### Your instructions
Find each line with the string "into" and copy it.
···
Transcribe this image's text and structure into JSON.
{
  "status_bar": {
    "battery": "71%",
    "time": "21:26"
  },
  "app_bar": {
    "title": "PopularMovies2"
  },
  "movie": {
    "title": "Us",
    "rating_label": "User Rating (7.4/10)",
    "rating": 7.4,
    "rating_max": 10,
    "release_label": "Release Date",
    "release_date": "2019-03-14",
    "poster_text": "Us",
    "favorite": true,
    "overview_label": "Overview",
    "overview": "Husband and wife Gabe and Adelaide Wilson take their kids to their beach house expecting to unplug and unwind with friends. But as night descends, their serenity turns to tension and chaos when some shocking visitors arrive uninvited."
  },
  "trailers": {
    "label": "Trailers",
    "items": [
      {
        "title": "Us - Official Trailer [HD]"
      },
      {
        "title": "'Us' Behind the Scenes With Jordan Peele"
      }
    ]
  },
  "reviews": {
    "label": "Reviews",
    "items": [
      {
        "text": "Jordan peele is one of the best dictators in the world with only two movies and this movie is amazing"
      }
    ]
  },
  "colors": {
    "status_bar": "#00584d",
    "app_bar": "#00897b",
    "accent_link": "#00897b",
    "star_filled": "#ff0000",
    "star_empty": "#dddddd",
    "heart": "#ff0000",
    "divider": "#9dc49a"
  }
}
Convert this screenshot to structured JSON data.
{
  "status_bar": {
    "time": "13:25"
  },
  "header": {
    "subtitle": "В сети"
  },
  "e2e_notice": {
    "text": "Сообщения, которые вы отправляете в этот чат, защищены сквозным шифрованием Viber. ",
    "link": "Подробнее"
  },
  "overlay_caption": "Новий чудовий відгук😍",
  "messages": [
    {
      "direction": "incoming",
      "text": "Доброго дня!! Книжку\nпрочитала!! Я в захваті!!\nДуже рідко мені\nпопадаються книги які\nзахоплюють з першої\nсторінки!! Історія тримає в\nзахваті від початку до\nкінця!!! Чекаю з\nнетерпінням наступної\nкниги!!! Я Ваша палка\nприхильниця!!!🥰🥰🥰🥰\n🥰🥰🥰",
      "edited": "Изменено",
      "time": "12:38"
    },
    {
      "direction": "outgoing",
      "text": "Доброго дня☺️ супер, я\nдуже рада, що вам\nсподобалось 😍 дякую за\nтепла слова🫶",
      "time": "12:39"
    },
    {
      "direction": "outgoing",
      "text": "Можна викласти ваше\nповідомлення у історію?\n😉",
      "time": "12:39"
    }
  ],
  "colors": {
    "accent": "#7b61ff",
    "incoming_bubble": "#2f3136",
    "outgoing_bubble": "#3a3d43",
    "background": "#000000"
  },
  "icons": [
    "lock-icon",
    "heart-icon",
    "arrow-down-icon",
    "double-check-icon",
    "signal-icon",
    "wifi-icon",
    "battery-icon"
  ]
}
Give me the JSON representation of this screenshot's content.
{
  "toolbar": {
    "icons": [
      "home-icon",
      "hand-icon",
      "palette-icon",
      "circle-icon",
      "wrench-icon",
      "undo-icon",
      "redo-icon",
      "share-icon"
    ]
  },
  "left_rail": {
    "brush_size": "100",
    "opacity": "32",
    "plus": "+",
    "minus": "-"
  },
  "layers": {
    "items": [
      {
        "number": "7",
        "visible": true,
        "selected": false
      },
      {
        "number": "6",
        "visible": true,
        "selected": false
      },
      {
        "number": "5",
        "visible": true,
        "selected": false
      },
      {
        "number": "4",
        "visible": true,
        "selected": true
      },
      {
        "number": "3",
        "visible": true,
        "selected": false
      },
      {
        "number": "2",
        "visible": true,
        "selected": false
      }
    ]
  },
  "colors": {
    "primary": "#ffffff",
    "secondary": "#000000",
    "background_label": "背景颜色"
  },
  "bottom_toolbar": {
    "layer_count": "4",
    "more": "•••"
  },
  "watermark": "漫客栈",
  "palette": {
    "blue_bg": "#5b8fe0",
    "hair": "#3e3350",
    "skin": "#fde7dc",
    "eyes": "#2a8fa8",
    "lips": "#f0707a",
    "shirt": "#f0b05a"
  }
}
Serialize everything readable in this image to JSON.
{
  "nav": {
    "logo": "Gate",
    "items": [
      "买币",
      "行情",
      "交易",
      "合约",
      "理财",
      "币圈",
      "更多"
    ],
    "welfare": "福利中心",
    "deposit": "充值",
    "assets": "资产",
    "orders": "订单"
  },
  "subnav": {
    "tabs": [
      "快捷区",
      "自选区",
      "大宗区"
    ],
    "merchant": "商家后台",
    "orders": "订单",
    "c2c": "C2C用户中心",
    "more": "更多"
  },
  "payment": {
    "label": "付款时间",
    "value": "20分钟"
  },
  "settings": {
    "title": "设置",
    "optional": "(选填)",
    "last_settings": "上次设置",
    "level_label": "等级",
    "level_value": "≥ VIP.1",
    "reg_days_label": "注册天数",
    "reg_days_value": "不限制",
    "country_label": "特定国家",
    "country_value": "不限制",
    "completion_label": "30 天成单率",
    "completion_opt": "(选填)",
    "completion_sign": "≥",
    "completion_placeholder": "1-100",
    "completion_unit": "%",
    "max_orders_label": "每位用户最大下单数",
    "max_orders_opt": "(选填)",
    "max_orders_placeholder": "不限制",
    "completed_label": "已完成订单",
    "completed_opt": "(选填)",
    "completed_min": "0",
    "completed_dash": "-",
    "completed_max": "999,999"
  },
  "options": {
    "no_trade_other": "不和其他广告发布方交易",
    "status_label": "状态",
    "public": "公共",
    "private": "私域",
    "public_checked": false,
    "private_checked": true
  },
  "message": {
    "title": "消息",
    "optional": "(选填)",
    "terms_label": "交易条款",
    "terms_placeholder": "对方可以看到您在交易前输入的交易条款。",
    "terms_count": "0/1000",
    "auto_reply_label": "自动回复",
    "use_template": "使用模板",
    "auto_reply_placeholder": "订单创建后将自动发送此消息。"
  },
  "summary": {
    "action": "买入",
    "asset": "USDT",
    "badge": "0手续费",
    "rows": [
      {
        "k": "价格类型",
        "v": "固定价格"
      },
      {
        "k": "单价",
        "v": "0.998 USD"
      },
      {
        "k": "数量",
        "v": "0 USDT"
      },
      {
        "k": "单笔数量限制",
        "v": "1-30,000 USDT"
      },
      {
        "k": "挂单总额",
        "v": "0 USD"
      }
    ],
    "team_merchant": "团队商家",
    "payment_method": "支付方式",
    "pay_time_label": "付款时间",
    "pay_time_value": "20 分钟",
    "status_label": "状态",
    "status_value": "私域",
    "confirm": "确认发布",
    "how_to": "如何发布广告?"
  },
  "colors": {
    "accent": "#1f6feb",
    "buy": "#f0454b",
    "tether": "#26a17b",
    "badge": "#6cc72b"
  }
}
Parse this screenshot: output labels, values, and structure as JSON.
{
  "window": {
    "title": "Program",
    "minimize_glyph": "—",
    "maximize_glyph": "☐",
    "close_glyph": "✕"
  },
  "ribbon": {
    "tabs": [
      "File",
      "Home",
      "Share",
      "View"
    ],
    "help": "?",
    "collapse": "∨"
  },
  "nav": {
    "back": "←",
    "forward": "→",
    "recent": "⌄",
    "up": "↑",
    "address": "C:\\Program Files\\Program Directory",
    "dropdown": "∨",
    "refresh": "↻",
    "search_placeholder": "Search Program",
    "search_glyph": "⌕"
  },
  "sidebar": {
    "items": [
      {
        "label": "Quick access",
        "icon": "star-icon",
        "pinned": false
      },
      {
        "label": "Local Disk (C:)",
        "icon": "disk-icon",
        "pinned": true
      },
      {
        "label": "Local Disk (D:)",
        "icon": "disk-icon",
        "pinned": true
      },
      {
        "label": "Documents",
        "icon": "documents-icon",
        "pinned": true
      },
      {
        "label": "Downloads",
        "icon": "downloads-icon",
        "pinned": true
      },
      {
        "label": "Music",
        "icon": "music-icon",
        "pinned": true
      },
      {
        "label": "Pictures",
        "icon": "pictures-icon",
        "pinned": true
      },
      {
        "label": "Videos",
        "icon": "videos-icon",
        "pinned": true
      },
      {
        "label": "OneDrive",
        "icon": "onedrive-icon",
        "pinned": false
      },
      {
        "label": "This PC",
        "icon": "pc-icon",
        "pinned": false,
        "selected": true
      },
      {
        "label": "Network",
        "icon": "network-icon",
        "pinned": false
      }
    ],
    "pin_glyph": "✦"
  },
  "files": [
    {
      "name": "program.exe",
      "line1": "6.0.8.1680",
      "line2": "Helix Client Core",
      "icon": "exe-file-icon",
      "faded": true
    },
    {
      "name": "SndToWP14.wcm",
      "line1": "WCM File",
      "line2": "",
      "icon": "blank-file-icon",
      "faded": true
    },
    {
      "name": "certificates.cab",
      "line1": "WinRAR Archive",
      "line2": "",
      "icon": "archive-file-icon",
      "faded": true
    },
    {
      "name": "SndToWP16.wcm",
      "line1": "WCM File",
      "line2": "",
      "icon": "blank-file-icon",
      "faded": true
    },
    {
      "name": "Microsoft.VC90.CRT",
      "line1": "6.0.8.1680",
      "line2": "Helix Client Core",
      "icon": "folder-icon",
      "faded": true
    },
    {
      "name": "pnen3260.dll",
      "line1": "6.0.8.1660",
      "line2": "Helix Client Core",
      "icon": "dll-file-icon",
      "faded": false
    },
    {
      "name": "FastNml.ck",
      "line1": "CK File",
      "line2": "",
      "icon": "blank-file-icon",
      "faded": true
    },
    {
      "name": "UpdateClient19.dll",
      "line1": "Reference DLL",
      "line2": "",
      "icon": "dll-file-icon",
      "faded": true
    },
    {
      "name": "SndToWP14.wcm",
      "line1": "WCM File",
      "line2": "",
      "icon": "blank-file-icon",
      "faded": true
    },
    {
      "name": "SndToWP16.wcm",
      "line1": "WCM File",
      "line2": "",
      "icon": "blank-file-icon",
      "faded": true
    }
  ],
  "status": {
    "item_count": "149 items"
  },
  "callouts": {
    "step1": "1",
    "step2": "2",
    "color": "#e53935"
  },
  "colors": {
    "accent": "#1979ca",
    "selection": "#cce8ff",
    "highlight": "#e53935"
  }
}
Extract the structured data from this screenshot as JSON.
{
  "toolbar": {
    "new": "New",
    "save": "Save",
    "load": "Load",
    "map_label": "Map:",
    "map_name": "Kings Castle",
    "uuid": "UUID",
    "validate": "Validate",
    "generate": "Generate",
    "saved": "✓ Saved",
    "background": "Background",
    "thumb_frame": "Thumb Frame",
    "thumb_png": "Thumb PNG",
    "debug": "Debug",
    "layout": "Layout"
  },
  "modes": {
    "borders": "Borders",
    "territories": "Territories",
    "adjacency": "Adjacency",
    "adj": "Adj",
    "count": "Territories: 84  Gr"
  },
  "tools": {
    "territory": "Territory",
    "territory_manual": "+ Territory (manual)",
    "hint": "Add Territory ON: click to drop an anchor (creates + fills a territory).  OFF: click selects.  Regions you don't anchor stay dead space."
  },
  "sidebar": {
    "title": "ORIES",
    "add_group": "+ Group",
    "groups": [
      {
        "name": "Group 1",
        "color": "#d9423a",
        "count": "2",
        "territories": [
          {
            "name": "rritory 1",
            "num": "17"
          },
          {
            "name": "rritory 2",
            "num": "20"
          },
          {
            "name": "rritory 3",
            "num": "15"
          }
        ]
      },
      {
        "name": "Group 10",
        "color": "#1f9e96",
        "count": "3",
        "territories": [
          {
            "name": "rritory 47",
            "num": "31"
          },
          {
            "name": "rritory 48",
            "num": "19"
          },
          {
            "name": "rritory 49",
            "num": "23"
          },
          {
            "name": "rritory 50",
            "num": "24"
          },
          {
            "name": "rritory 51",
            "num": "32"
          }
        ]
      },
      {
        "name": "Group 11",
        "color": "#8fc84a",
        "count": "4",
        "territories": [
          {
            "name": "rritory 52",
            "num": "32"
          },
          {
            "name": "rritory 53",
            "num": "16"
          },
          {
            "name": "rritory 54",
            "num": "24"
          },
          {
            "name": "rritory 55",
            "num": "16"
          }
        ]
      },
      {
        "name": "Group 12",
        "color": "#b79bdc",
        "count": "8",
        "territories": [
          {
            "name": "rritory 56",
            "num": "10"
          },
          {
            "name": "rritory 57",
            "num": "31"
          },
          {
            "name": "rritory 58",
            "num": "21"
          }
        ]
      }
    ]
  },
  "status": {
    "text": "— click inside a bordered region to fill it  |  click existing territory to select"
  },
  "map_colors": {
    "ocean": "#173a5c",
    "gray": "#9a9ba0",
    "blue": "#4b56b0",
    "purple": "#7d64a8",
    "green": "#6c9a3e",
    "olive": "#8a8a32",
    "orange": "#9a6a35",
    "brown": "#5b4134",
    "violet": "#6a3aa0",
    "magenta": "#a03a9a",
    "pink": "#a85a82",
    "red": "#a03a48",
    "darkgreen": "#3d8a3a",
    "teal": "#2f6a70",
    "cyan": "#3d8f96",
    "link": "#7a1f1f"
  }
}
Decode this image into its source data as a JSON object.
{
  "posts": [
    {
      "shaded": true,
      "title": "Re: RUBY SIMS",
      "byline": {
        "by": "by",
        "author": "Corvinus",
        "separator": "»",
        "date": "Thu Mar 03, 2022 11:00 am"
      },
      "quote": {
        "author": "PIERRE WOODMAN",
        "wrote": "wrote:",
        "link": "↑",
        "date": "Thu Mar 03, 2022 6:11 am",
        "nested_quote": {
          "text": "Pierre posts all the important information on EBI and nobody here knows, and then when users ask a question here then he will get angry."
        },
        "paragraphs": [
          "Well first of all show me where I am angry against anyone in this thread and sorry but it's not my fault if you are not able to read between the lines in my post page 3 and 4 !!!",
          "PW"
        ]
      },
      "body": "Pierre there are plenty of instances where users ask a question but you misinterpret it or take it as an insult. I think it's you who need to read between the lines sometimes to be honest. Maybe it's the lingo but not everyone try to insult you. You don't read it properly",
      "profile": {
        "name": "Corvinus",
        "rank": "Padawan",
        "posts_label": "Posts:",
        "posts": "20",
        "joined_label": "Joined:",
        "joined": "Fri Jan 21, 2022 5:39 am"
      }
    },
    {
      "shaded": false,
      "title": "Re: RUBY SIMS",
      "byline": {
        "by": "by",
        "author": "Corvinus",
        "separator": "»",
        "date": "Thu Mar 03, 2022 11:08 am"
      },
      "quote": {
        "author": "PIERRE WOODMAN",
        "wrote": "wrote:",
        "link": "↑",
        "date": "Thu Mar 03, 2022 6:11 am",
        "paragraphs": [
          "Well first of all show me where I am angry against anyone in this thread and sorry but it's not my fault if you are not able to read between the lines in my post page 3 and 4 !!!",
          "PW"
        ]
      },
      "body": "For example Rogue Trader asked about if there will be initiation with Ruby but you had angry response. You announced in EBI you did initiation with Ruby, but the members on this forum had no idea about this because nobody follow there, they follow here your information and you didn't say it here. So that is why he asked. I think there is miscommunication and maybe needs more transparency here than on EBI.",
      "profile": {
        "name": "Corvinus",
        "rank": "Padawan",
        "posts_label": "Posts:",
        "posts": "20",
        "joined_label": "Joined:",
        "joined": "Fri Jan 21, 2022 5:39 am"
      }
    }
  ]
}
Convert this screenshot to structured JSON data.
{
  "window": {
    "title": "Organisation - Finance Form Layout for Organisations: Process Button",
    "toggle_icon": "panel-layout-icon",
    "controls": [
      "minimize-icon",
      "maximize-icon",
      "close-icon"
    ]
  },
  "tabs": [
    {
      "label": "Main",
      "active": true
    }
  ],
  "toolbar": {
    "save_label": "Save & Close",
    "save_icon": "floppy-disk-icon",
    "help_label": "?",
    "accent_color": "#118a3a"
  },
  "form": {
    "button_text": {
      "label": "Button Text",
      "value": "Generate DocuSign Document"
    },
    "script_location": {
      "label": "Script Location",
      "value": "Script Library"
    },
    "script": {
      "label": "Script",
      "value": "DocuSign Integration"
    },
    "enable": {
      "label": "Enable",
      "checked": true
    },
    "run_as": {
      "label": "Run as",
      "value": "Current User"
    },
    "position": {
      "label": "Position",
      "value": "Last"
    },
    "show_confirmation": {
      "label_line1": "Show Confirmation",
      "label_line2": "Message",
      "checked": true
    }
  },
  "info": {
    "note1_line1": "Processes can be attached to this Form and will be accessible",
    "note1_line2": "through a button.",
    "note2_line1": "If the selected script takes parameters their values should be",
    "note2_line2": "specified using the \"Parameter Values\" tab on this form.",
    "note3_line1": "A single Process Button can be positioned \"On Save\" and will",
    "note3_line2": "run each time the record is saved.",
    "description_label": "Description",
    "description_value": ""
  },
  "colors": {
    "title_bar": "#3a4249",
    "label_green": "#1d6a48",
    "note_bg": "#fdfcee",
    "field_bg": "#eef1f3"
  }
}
···
### Correct response
Transcribe this image's text and structure into JSON.
Decode this image into its source data as a JSON object.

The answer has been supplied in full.